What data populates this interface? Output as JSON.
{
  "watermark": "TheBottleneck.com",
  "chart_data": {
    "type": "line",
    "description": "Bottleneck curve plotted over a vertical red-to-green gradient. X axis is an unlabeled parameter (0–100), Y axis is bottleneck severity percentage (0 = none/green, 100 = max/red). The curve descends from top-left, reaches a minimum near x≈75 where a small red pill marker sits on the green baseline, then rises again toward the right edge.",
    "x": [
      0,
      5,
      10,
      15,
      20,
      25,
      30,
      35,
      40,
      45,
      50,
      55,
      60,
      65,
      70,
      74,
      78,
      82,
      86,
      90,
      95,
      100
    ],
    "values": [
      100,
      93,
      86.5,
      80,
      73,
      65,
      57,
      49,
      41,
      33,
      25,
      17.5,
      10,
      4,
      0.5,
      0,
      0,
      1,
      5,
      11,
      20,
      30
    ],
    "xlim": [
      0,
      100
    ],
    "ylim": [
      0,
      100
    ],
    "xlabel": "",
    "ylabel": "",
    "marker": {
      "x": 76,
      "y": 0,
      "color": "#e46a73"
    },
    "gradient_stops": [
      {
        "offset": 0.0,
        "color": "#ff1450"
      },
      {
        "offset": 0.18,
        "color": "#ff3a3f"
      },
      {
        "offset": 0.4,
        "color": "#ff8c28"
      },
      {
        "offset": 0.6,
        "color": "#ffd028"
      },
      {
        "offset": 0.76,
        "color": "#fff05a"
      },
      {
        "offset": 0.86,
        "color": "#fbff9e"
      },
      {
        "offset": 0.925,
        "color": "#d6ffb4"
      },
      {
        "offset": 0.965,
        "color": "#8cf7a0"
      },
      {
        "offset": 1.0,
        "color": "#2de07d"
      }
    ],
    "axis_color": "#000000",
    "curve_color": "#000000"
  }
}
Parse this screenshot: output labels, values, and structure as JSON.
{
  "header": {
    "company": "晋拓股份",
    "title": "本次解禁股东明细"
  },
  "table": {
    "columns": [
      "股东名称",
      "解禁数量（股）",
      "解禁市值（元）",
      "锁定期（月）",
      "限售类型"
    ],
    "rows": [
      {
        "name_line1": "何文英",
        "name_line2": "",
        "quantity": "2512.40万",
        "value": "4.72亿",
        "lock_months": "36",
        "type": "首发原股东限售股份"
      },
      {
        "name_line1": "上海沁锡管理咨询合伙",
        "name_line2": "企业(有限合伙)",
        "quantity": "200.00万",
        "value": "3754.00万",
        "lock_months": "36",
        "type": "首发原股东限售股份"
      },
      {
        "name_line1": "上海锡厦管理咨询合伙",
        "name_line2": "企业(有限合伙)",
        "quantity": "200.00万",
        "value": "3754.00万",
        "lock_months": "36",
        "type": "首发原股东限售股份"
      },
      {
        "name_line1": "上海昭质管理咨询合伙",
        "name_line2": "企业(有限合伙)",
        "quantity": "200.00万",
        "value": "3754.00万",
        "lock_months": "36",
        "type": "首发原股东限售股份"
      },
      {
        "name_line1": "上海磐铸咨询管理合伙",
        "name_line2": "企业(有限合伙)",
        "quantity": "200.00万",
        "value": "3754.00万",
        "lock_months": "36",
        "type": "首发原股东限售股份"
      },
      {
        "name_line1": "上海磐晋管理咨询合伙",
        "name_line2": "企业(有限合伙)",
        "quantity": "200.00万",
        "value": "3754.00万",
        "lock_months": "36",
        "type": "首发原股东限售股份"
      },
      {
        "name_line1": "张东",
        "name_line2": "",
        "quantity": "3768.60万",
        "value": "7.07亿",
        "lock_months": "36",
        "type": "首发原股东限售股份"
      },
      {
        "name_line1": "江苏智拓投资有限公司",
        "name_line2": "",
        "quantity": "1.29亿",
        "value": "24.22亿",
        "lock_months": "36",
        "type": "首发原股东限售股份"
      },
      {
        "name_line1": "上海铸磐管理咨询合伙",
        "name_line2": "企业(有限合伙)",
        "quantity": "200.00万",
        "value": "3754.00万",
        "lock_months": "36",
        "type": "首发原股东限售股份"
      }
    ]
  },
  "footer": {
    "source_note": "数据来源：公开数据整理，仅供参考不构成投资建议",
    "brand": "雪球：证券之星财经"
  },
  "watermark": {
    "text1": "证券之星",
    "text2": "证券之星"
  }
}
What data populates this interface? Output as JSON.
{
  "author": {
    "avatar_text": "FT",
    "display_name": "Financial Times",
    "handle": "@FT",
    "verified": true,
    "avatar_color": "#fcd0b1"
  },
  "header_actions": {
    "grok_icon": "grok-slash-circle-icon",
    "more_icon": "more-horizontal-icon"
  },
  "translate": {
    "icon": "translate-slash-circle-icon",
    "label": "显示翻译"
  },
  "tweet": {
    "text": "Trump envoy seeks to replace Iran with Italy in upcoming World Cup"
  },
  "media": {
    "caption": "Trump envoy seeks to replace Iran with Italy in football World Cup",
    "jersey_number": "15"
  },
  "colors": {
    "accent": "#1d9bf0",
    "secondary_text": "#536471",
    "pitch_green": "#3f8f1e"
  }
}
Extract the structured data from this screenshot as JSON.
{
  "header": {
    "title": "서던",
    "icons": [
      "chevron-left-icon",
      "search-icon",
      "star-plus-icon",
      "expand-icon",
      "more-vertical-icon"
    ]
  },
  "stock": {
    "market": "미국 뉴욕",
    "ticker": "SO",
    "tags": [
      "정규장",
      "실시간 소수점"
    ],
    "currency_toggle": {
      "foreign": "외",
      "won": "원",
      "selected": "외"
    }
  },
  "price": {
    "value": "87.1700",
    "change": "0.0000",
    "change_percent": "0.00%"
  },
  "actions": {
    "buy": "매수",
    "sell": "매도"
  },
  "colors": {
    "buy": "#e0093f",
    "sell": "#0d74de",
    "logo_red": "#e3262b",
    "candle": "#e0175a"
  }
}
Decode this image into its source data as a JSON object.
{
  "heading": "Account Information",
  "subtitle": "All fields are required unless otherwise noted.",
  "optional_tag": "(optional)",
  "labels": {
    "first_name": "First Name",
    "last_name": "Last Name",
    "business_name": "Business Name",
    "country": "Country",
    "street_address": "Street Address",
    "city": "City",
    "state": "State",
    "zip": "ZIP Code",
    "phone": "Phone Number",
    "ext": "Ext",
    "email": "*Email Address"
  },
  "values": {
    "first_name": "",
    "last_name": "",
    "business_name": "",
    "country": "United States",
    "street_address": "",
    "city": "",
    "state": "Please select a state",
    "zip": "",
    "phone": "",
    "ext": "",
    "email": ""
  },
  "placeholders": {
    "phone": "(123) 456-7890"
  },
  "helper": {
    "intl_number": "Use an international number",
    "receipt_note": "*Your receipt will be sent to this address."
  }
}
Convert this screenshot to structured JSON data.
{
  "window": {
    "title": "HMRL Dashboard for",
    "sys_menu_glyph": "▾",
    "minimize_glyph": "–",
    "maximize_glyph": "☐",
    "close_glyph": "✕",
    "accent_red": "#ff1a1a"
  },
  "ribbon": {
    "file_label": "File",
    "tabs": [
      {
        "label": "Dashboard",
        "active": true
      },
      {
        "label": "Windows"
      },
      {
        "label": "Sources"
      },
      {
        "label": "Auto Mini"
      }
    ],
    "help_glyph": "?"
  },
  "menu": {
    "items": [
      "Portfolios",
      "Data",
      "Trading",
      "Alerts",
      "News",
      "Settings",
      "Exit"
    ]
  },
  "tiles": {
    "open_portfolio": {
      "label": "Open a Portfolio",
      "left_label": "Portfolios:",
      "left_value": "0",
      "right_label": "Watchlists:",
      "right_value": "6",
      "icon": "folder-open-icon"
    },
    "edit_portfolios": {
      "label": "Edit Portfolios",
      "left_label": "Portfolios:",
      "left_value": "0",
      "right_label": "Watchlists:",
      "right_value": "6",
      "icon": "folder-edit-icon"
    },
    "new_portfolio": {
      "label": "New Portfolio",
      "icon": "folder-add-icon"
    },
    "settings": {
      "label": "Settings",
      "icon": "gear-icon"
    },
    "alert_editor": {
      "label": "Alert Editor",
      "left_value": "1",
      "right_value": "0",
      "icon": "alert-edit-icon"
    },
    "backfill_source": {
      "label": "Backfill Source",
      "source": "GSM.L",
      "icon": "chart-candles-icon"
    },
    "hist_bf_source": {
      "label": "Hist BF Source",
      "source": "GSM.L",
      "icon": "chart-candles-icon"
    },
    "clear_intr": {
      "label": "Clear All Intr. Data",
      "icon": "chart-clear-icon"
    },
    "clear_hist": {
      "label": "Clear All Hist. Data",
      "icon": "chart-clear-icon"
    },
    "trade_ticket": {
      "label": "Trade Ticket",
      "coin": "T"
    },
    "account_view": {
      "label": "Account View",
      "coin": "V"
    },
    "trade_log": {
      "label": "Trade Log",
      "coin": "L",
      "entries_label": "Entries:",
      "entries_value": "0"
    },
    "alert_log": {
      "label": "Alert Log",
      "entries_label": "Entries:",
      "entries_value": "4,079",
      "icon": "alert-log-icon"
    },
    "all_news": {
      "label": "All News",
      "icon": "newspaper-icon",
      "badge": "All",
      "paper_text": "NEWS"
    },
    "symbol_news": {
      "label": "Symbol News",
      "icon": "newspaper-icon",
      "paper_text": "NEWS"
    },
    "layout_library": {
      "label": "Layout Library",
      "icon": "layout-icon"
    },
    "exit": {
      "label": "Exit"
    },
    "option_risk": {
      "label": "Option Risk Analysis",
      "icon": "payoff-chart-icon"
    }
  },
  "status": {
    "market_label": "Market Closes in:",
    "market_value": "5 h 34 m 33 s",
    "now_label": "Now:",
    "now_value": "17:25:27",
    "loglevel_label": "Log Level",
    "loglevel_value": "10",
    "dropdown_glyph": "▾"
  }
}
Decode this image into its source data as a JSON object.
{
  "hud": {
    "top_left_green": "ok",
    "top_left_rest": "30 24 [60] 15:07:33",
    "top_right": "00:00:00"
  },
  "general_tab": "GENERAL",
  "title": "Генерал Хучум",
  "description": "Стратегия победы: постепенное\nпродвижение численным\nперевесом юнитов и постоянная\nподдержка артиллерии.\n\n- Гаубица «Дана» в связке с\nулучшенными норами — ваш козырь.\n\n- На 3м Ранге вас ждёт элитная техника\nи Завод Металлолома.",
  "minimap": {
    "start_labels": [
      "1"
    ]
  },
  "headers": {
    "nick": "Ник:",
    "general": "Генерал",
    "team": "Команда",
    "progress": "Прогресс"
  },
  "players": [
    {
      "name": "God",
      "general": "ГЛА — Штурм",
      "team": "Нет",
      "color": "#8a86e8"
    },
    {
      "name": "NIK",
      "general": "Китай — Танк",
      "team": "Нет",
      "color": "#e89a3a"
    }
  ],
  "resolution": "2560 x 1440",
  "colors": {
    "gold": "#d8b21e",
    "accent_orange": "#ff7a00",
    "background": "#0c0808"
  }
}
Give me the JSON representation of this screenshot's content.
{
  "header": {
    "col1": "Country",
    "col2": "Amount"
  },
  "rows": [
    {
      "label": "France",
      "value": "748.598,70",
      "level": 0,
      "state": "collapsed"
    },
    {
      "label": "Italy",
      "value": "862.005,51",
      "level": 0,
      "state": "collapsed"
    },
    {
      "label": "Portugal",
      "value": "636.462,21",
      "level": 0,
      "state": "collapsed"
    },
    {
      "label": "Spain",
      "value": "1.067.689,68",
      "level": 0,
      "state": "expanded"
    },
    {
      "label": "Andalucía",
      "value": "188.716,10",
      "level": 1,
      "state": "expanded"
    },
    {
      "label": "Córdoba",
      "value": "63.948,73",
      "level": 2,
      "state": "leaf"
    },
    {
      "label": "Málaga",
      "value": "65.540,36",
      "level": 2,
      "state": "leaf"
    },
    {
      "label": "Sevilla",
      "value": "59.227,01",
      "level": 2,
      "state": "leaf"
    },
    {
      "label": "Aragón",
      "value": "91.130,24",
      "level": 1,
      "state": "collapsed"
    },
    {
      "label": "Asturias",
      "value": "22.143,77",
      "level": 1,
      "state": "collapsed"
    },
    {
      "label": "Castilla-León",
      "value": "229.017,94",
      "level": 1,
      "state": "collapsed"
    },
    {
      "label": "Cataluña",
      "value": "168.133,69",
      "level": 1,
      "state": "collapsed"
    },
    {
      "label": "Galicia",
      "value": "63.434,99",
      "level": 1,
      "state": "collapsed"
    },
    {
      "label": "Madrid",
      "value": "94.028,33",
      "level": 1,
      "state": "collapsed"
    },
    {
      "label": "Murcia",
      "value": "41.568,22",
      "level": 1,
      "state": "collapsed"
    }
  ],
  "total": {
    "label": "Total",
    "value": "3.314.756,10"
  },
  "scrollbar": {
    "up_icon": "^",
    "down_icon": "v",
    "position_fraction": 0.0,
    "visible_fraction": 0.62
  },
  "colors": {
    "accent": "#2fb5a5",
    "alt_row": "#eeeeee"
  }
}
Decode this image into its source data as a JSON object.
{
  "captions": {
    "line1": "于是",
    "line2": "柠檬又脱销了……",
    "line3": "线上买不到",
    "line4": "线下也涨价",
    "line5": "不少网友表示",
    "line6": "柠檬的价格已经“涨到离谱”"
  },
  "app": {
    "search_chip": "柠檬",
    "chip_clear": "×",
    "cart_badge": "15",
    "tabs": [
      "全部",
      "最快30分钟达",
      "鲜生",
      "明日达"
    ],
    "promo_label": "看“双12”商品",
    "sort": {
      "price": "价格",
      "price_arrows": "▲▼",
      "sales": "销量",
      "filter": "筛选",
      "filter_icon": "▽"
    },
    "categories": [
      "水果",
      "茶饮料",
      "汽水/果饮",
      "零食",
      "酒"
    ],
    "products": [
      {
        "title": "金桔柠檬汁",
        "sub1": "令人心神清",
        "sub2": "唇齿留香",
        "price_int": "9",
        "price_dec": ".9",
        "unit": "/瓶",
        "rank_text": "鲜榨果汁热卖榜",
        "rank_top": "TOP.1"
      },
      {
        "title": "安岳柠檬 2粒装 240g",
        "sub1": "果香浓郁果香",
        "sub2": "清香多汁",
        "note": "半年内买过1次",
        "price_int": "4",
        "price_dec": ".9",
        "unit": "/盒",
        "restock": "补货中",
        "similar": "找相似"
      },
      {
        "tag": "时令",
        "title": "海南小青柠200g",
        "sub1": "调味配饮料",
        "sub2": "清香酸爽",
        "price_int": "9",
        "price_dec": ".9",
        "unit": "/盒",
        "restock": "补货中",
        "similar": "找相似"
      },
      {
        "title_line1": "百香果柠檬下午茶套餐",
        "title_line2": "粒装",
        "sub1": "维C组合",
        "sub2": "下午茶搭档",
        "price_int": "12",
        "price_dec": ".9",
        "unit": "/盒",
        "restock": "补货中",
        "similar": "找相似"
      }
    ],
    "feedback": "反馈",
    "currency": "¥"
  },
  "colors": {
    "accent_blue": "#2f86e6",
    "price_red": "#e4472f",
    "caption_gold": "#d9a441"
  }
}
====
→ STATED EXERCISE
Collect the lines of the data that carry the word "slash".

→ COMPLETE ANSWER
    "grok_icon": "grok-slash-circle-icon",
    "icon": "translate-slash-circle-icon",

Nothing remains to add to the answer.